## Required task
Convert the material, starting at the first line and ending at the line that contains "column-header[interactable]: FROM (405, 334, 502, 355)", into a Markdown table with the columns Row and Line, numbering each row and leaving out any blank lines.

■ ■ ■ ■

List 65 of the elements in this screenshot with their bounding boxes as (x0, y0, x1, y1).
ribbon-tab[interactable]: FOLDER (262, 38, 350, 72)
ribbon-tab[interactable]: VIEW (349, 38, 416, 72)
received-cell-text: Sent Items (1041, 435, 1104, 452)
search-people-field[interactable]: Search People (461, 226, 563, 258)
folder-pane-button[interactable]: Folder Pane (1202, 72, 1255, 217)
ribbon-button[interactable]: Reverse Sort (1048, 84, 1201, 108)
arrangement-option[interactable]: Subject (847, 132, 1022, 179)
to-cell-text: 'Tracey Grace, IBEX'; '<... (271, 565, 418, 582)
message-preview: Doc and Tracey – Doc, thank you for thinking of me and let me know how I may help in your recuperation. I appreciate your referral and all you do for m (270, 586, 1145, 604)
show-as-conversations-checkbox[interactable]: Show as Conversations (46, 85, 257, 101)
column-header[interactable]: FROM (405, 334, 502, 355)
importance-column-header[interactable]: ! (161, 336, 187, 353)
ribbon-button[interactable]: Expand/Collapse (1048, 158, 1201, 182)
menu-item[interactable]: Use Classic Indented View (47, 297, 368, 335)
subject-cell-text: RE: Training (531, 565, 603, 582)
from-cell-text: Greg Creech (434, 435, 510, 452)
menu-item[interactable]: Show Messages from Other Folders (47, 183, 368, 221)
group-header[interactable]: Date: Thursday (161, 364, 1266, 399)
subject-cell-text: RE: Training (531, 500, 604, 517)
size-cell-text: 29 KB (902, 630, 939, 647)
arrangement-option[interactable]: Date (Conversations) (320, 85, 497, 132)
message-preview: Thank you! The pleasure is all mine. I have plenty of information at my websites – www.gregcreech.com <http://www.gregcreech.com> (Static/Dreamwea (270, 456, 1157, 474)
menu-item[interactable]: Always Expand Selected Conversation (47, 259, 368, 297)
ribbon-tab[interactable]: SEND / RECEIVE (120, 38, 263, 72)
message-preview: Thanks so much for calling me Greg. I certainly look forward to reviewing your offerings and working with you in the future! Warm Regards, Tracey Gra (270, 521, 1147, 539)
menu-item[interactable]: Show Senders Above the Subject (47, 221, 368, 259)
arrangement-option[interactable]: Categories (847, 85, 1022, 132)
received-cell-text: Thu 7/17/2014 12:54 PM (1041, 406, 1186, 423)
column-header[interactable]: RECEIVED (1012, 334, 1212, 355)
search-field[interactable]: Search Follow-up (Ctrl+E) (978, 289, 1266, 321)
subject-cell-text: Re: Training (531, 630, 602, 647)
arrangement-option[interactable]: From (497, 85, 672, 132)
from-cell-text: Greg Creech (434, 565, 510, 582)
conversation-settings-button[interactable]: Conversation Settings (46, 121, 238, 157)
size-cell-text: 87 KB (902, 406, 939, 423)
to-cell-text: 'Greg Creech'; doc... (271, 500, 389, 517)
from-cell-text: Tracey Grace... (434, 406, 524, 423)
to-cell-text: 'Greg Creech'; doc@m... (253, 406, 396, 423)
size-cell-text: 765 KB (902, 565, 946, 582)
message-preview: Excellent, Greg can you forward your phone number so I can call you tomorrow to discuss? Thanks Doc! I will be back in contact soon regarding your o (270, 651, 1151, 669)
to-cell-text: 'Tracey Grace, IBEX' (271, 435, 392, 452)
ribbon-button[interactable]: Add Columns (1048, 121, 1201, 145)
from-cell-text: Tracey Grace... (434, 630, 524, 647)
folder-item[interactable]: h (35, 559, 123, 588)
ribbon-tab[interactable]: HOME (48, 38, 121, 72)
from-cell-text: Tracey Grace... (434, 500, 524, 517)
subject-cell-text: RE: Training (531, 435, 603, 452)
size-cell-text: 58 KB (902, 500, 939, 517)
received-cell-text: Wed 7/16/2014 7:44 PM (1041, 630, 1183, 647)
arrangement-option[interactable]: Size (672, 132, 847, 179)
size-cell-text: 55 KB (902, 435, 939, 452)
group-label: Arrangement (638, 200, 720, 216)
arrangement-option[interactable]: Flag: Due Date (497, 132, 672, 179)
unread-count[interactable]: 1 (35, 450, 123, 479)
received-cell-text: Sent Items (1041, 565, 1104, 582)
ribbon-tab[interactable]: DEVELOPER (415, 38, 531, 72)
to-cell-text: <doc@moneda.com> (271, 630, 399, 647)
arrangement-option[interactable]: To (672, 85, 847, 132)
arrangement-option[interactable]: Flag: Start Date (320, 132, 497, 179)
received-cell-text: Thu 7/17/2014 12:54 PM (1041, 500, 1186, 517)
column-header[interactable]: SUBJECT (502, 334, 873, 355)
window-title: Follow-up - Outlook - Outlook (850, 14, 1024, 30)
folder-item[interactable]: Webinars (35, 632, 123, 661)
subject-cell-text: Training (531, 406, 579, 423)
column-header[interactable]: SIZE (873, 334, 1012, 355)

■ ■ ■ ■

## Task output
| Row | Line |
|---|---|
| 1 | List 65 of the elements in this screenshot with their bounding boxes as (x0, y0, x1, y1). |
| 2 | ribbon-tab[interactable]: FOLDER (262, 38, 350, 72) |
| 3 | ribbon-tab[interactable]: VIEW (349, 38, 416, 72) |
| 4 | received-cell-text: Sent Items (1041, 435, 1104, 452) |
| 5 | search-people-field[interactable]: Search People (461, 226, 563, 258) |
| 6 | folder-pane-button[interactable]: Folder Pane (1202, 72, 1255, 217) |
| 7 | ribbon-button[interactable]: Reverse Sort (1048, 84, 1201, 108) |
| 8 | arrangement-option[interactable]: Subject (847, 132, 1022, 179) |
| 9 | to-cell-text: 'Tracey Grace, IBEX'; '<... (271, 565, 418, 582) |
| 10 | message-preview: Doc and Tracey – Doc, thank you for thinking of me and let me know how I may help in your recuperation. I appreciate your referral and all you do for m (270, 586, 1145, 604) |
| 11 | show-as-conversations-checkbox[interactable]: Show as Conversations (46, 85, 257, 101) |
| 12 | column-header[interactable]: FROM (405, 334, 502, 355) |